● **RECORD SET**:
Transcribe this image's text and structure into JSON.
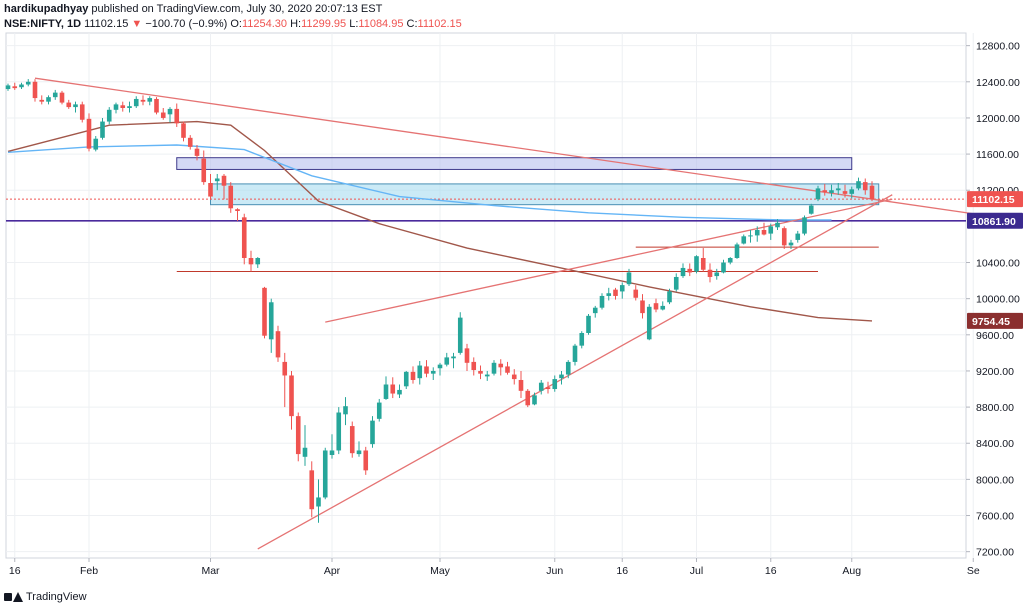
{
  "header": {
    "user": "hardikupadhyay",
    "published": " published on TradingView.com, July 30, 2020 20:07:13 EST",
    "symbol": "NSE:NIFTY, 1D",
    "last": " 11102.15 ",
    "arrow": "▼",
    "change": " −100.70 (−0.9%)",
    "open_label": " O:",
    "open": "11254.30",
    "high_label": " H:",
    "high": "11299.95",
    "low_label": " L:",
    "low": "11084.95",
    "close_label": " C:",
    "close": "11102.15"
  },
  "footer": {
    "brand": "TradingView"
  },
  "colors": {
    "up": "#26a69a",
    "down": "#ef5350",
    "ma_long": "#a1574a",
    "ma_mid": "#64b5f6",
    "trendline": "#e57373",
    "support_line": "#4a2a9c",
    "zone_purple": "#b7c0ef",
    "zone_cyan": "#a9dcf0"
  },
  "chart_data": {
    "type": "candlestick",
    "symbol": "NSE:NIFTY",
    "interval": "1D",
    "ylim": [
      7130,
      12940
    ],
    "yticks": [
      12800,
      12400,
      12000,
      11600,
      11200,
      10400,
      10000,
      9600,
      9200,
      8800,
      8400,
      8000,
      7600,
      7200
    ],
    "xticks": [
      {
        "label": "16",
        "i": 1
      },
      {
        "label": "Feb",
        "i": 12
      },
      {
        "label": "Mar",
        "i": 30
      },
      {
        "label": "Apr",
        "i": 48
      },
      {
        "label": "May",
        "i": 64
      },
      {
        "label": "Jun",
        "i": 81
      },
      {
        "label": "16",
        "i": 91
      },
      {
        "label": "Jul",
        "i": 102
      },
      {
        "label": "16",
        "i": 113
      },
      {
        "label": "Aug",
        "i": 125
      },
      {
        "label": "Se",
        "i": 143
      }
    ],
    "price_labels": [
      {
        "value": 11102.15,
        "color": "#ef5350"
      },
      {
        "value": 10861.9,
        "color": "#3b2a8f"
      },
      {
        "value": 9754.45,
        "color": "#8b2f2f"
      }
    ],
    "candles": [
      [
        12320,
        12380,
        12300,
        12360
      ],
      [
        12350,
        12390,
        12310,
        12330
      ],
      [
        12340,
        12390,
        12320,
        12370
      ],
      [
        12370,
        12430,
        12350,
        12400
      ],
      [
        12400,
        12430,
        12180,
        12220
      ],
      [
        12200,
        12250,
        12150,
        12180
      ],
      [
        12180,
        12250,
        12150,
        12230
      ],
      [
        12230,
        12310,
        12200,
        12280
      ],
      [
        12280,
        12300,
        12150,
        12170
      ],
      [
        12170,
        12200,
        12100,
        12120
      ],
      [
        12120,
        12180,
        12060,
        12150
      ],
      [
        12150,
        12180,
        11950,
        11980
      ],
      [
        11990,
        12050,
        11630,
        11660
      ],
      [
        11650,
        11800,
        11630,
        11770
      ],
      [
        11780,
        12000,
        11760,
        11960
      ],
      [
        11960,
        12120,
        11930,
        12090
      ],
      [
        12090,
        12170,
        12050,
        12150
      ],
      [
        12140,
        12180,
        12070,
        12110
      ],
      [
        12110,
        12180,
        12060,
        12130
      ],
      [
        12130,
        12240,
        12110,
        12210
      ],
      [
        12200,
        12250,
        12140,
        12180
      ],
      [
        12180,
        12240,
        12140,
        12220
      ],
      [
        12210,
        12230,
        12040,
        12060
      ],
      [
        12060,
        12110,
        11980,
        12000
      ],
      [
        12040,
        12120,
        11950,
        12100
      ],
      [
        12100,
        12160,
        11900,
        11940
      ],
      [
        11940,
        11960,
        11740,
        11780
      ],
      [
        11780,
        11810,
        11650,
        11680
      ],
      [
        11660,
        11700,
        11530,
        11580
      ],
      [
        11550,
        11640,
        11260,
        11290
      ],
      [
        11280,
        11380,
        11100,
        11130
      ],
      [
        11300,
        11380,
        11200,
        11330
      ],
      [
        11360,
        11380,
        11100,
        11250
      ],
      [
        11250,
        11290,
        10950,
        11000
      ],
      [
        10990,
        11000,
        10860,
        10970
      ],
      [
        10900,
        10940,
        10380,
        10450
      ],
      [
        10450,
        10530,
        10300,
        10380
      ],
      [
        10380,
        10460,
        10340,
        10450
      ],
      [
        10120,
        10130,
        9560,
        9590
      ],
      [
        9550,
        10000,
        9400,
        9960
      ],
      [
        9640,
        9700,
        9300,
        9350
      ],
      [
        9300,
        9400,
        8800,
        9150
      ],
      [
        9150,
        9200,
        8550,
        8700
      ],
      [
        8700,
        8740,
        8200,
        8280
      ],
      [
        8250,
        8600,
        8150,
        8350
      ],
      [
        8100,
        8200,
        7580,
        7670
      ],
      [
        7700,
        8000,
        7520,
        7800
      ],
      [
        7800,
        8350,
        7780,
        8320
      ],
      [
        8270,
        8500,
        8230,
        8320
      ],
      [
        8320,
        8800,
        8280,
        8740
      ],
      [
        8720,
        8910,
        8600,
        8810
      ],
      [
        8590,
        8640,
        8240,
        8290
      ],
      [
        8280,
        8420,
        8250,
        8320
      ],
      [
        8320,
        8360,
        8050,
        8100
      ],
      [
        8390,
        8700,
        8350,
        8650
      ],
      [
        8670,
        8890,
        8640,
        8850
      ],
      [
        8890,
        9140,
        8880,
        9050
      ],
      [
        9050,
        9130,
        8900,
        8950
      ],
      [
        8940,
        9050,
        8900,
        8990
      ],
      [
        9030,
        9200,
        9000,
        9190
      ],
      [
        9190,
        9250,
        9060,
        9100
      ],
      [
        9120,
        9310,
        9050,
        9260
      ],
      [
        9250,
        9320,
        9130,
        9170
      ],
      [
        9170,
        9240,
        9100,
        9200
      ],
      [
        9230,
        9290,
        9150,
        9270
      ],
      [
        9270,
        9400,
        9250,
        9350
      ],
      [
        9340,
        9400,
        9230,
        9360
      ],
      [
        9400,
        9850,
        9380,
        9790
      ],
      [
        9450,
        9500,
        9200,
        9290
      ],
      [
        9300,
        9350,
        9150,
        9210
      ],
      [
        9200,
        9260,
        9110,
        9170
      ],
      [
        9140,
        9200,
        9090,
        9160
      ],
      [
        9170,
        9320,
        9150,
        9290
      ],
      [
        9280,
        9330,
        9150,
        9240
      ],
      [
        9250,
        9300,
        9160,
        9180
      ],
      [
        9160,
        9220,
        9050,
        9110
      ],
      [
        9100,
        9200,
        8900,
        8980
      ],
      [
        8980,
        9000,
        8800,
        8820
      ],
      [
        8830,
        8960,
        8820,
        8930
      ],
      [
        8980,
        9100,
        8940,
        9070
      ],
      [
        9020,
        9080,
        8950,
        9000
      ],
      [
        9000,
        9150,
        8970,
        9110
      ],
      [
        9120,
        9200,
        9050,
        9160
      ],
      [
        9160,
        9320,
        9120,
        9300
      ],
      [
        9300,
        9500,
        9260,
        9480
      ],
      [
        9480,
        9640,
        9450,
        9620
      ],
      [
        9620,
        9830,
        9600,
        9810
      ],
      [
        9840,
        9920,
        9790,
        9900
      ],
      [
        9900,
        10060,
        9880,
        10030
      ],
      [
        10030,
        10120,
        9980,
        10060
      ],
      [
        10100,
        10120,
        9990,
        10030
      ],
      [
        10080,
        10180,
        10000,
        10150
      ],
      [
        10160,
        10330,
        10140,
        10290
      ],
      [
        10100,
        10150,
        9980,
        10010
      ],
      [
        9980,
        10050,
        9780,
        9840
      ],
      [
        9550,
        9940,
        9540,
        9910
      ],
      [
        9950,
        10000,
        9850,
        9880
      ],
      [
        9880,
        9970,
        9870,
        9920
      ],
      [
        9960,
        10110,
        9940,
        10080
      ],
      [
        10100,
        10280,
        10080,
        10240
      ],
      [
        10250,
        10390,
        10230,
        10340
      ],
      [
        10330,
        10390,
        10250,
        10290
      ],
      [
        10300,
        10480,
        10280,
        10470
      ],
      [
        10450,
        10560,
        10300,
        10320
      ],
      [
        10320,
        10390,
        10180,
        10240
      ],
      [
        10250,
        10330,
        10210,
        10290
      ],
      [
        10290,
        10430,
        10280,
        10400
      ],
      [
        10400,
        10460,
        10380,
        10450
      ],
      [
        10450,
        10620,
        10440,
        10600
      ],
      [
        10610,
        10710,
        10600,
        10690
      ],
      [
        10690,
        10760,
        10620,
        10700
      ],
      [
        10700,
        10800,
        10630,
        10760
      ],
      [
        10760,
        10840,
        10700,
        10710
      ],
      [
        10720,
        10830,
        10650,
        10800
      ],
      [
        10790,
        10880,
        10760,
        10840
      ],
      [
        10780,
        10800,
        10550,
        10590
      ],
      [
        10590,
        10650,
        10550,
        10620
      ],
      [
        10650,
        10750,
        10620,
        10720
      ],
      [
        10720,
        10920,
        10700,
        10900
      ],
      [
        10940,
        11050,
        10930,
        11030
      ],
      [
        11100,
        11250,
        11080,
        11220
      ],
      [
        11200,
        11270,
        11140,
        11180
      ],
      [
        11170,
        11260,
        11130,
        11200
      ],
      [
        11200,
        11280,
        11150,
        11220
      ],
      [
        11190,
        11260,
        11120,
        11160
      ],
      [
        11160,
        11240,
        11110,
        11210
      ],
      [
        11220,
        11340,
        11200,
        11300
      ],
      [
        11290,
        11330,
        11150,
        11200
      ],
      [
        11250,
        11300,
        11080,
        11102.15
      ]
    ],
    "moving_average_long": [
      [
        0,
        11630
      ],
      [
        15,
        11920
      ],
      [
        28,
        11960
      ],
      [
        33,
        11920
      ],
      [
        38,
        11640
      ],
      [
        46,
        11080
      ],
      [
        55,
        10830
      ],
      [
        68,
        10560
      ],
      [
        80,
        10370
      ],
      [
        95,
        10130
      ],
      [
        110,
        9910
      ],
      [
        120,
        9790
      ],
      [
        128,
        9754.45
      ]
    ],
    "moving_average_mid": [
      [
        0,
        11620
      ],
      [
        12,
        11680
      ],
      [
        25,
        11700
      ],
      [
        35,
        11650
      ],
      [
        45,
        11360
      ],
      [
        58,
        11130
      ],
      [
        72,
        11030
      ],
      [
        86,
        10950
      ],
      [
        100,
        10900
      ],
      [
        115,
        10870
      ],
      [
        122,
        10870
      ]
    ],
    "trendlines": [
      {
        "from": [
          4,
          12440
        ],
        "to": [
          143,
          10940
        ]
      },
      {
        "from": [
          37,
          7230
        ],
        "to": [
          131,
          11150
        ]
      },
      {
        "from": [
          47,
          9740
        ],
        "to": [
          131,
          11100
        ]
      }
    ],
    "zones": [
      {
        "i0": 25,
        "i1": 125,
        "y0": 11430,
        "y1": 11560,
        "color": "zone_purple"
      },
      {
        "i0": 30,
        "i1": 129,
        "y0": 11040,
        "y1": 11270,
        "color": "zone_cyan"
      }
    ],
    "horizontal_segments": [
      {
        "i0": 25,
        "i1": 120,
        "y": 10300
      },
      {
        "i0": 93,
        "i1": 129,
        "y": 10570
      }
    ],
    "support_line": 10861.9,
    "last_price_line": 11102.15
  }
}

● **STATED PROBLEM**: Within the records, how many lines include "NIFTY"? The answer is the number and nothing else.

● **OUTPUT BELOW**: 2